* **WHAT NEEDS TO BE DONE**
Check each line of the material below for "kloster", then copy the ones that contain it.

* **GIVEN RECORDS**
-*-
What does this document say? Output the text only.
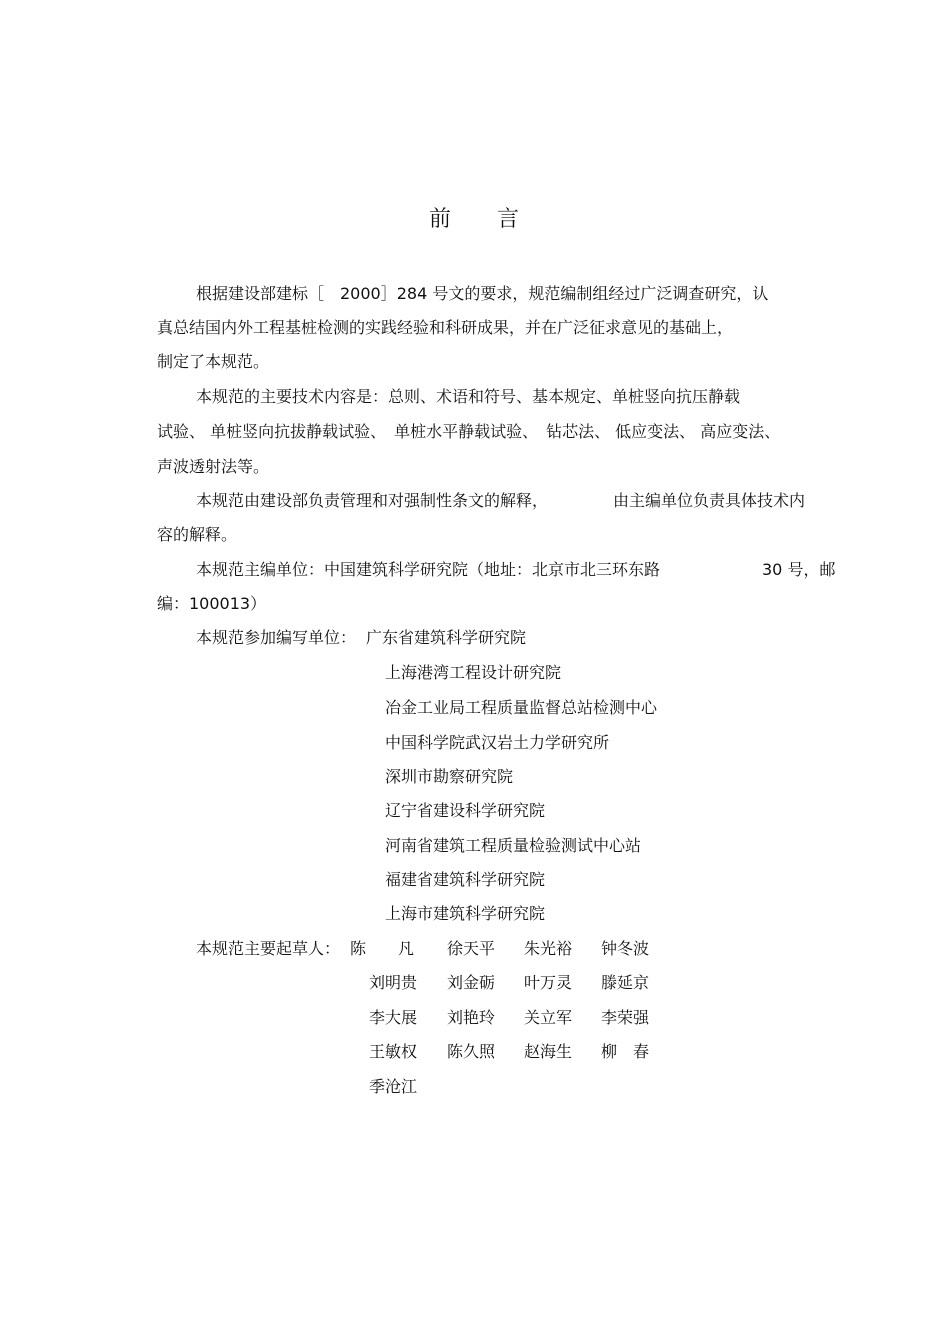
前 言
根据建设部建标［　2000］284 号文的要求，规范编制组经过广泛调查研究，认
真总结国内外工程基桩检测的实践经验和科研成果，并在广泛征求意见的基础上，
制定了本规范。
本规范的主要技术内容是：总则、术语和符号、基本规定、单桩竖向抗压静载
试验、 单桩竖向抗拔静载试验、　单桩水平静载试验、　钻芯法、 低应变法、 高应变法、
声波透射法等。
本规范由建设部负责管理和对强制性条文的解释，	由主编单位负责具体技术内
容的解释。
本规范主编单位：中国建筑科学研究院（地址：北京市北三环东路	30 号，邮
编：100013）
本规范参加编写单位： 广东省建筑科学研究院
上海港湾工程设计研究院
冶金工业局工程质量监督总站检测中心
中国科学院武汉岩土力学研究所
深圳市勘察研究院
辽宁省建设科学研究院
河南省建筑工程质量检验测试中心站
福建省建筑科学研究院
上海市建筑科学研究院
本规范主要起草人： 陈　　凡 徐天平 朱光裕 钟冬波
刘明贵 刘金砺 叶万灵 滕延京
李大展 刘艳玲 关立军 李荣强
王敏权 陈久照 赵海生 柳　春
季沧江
-*-
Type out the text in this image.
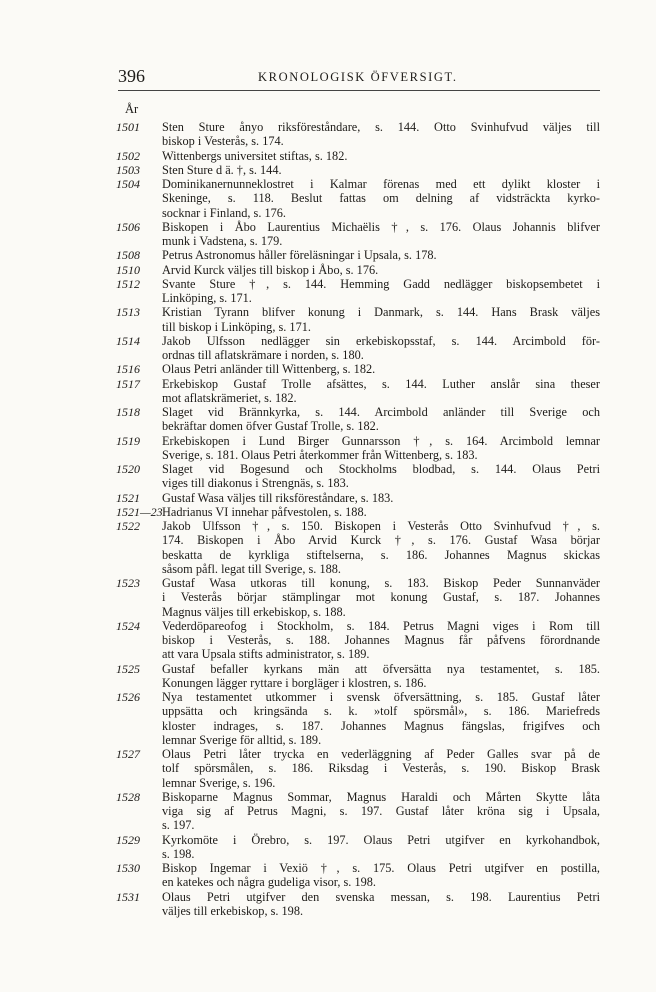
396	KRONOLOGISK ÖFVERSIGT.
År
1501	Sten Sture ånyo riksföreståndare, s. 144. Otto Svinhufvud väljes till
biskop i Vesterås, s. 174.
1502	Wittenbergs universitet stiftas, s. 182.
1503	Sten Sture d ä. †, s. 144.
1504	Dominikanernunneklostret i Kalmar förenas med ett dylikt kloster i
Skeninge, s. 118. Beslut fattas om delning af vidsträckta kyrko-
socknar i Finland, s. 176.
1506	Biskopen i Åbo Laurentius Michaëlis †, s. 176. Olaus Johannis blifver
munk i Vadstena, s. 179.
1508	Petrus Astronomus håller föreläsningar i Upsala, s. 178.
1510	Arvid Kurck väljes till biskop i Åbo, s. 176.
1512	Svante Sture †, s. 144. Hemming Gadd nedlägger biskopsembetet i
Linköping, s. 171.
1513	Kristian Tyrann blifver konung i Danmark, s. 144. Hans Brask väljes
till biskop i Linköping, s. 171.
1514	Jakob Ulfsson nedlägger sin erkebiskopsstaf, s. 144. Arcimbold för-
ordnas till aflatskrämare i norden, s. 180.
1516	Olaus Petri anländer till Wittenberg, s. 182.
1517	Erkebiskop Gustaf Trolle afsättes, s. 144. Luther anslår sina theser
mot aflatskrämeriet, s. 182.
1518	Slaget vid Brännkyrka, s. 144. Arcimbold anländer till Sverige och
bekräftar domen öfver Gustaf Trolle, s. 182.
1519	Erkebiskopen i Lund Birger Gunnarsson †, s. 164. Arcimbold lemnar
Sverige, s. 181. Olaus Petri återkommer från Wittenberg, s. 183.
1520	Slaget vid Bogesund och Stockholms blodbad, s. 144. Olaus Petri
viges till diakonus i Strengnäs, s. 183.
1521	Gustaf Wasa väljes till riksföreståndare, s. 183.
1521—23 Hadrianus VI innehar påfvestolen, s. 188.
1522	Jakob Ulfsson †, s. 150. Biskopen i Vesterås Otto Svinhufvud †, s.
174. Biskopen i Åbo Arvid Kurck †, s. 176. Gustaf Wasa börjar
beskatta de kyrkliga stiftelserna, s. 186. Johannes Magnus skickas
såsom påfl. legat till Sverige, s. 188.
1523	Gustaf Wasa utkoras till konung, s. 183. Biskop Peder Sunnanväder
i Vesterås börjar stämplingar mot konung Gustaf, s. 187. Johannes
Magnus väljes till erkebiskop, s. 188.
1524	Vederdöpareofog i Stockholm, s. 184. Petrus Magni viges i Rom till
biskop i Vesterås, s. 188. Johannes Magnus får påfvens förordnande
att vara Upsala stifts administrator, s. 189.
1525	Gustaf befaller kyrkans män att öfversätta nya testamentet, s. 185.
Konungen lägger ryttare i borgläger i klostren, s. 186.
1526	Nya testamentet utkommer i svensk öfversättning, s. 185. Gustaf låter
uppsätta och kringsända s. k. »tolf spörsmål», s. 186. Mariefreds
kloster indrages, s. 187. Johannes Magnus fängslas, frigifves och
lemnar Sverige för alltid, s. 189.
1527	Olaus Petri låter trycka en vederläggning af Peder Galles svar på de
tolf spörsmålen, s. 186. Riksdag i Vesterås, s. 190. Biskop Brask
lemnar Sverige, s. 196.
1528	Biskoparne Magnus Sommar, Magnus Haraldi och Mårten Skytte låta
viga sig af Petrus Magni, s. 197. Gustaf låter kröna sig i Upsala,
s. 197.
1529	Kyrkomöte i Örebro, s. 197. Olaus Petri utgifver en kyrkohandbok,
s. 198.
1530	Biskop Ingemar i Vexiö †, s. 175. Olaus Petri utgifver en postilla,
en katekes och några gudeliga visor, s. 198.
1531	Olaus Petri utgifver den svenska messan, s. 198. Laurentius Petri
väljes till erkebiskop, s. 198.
-*-
* **EXPECTED ANSWER**
1504	Dominikanernunneklostret i Kalmar förenas med ett dylikt kloster i
kloster indrages, s. 187. Johannes Magnus fängslas, frigifves och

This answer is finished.